_WORK INSTRUCTIONS_
Locate all lines with the word "heading" and copy them out.

_DATA FOR THIS TASK_

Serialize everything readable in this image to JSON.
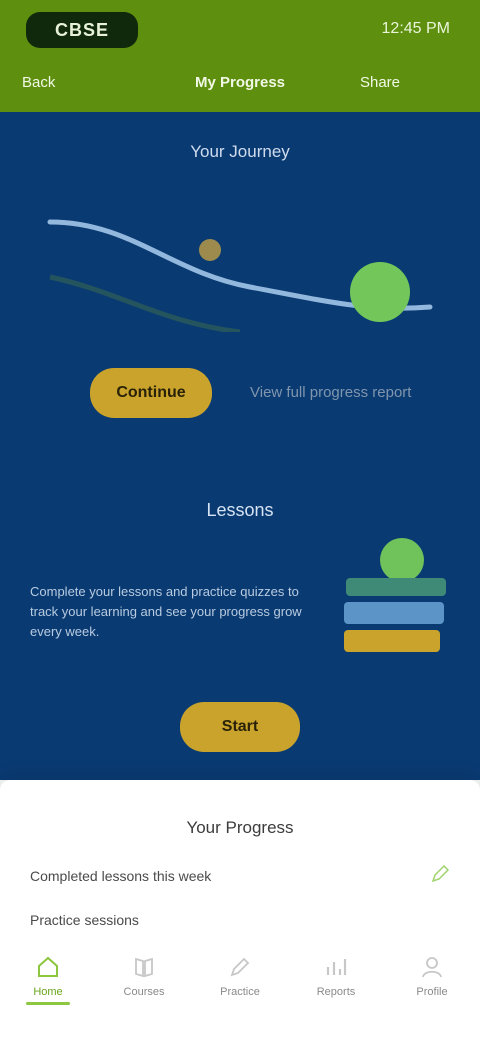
{
  "header": {
    "logo": "CBSE",
    "status": "12:45 PM",
    "nav_left": "Back",
    "nav_title": "My Progress",
    "nav_right": "Share"
  },
  "hero": {
    "heading": "Your Journey",
    "cta_label": "Continue",
    "link_text": "View full progress report"
  },
  "section": {
    "heading": "Lessons",
    "body": "Complete your lessons and practice quizzes to track your learning and see your progress grow every week."
  },
  "cta2_label": "Start",
  "card": {
    "title": "Your Progress",
    "row1": "Completed lessons this week",
    "row2": "Practice sessions"
  },
  "tabs": [
    {
      "label": "Home",
      "icon": "home-icon",
      "active": true
    },
    {
      "label": "Courses",
      "icon": "book-icon",
      "active": false
    },
    {
      "label": "Practice",
      "icon": "pencil-icon",
      "active": false
    },
    {
      "label": "Reports",
      "icon": "chart-icon",
      "active": false
    },
    {
      "label": "Profile",
      "icon": "user-icon",
      "active": false
    }
  ],
  "colors": {
    "header_green": "#5f8f0e",
    "hero_navy": "#0a3a72",
    "accent_gold": "#c9a32b",
    "accent_lime": "#8dc63f"
  }
}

_TASK RESULT_
    "heading": "Your Journey",
    "heading": "Lessons",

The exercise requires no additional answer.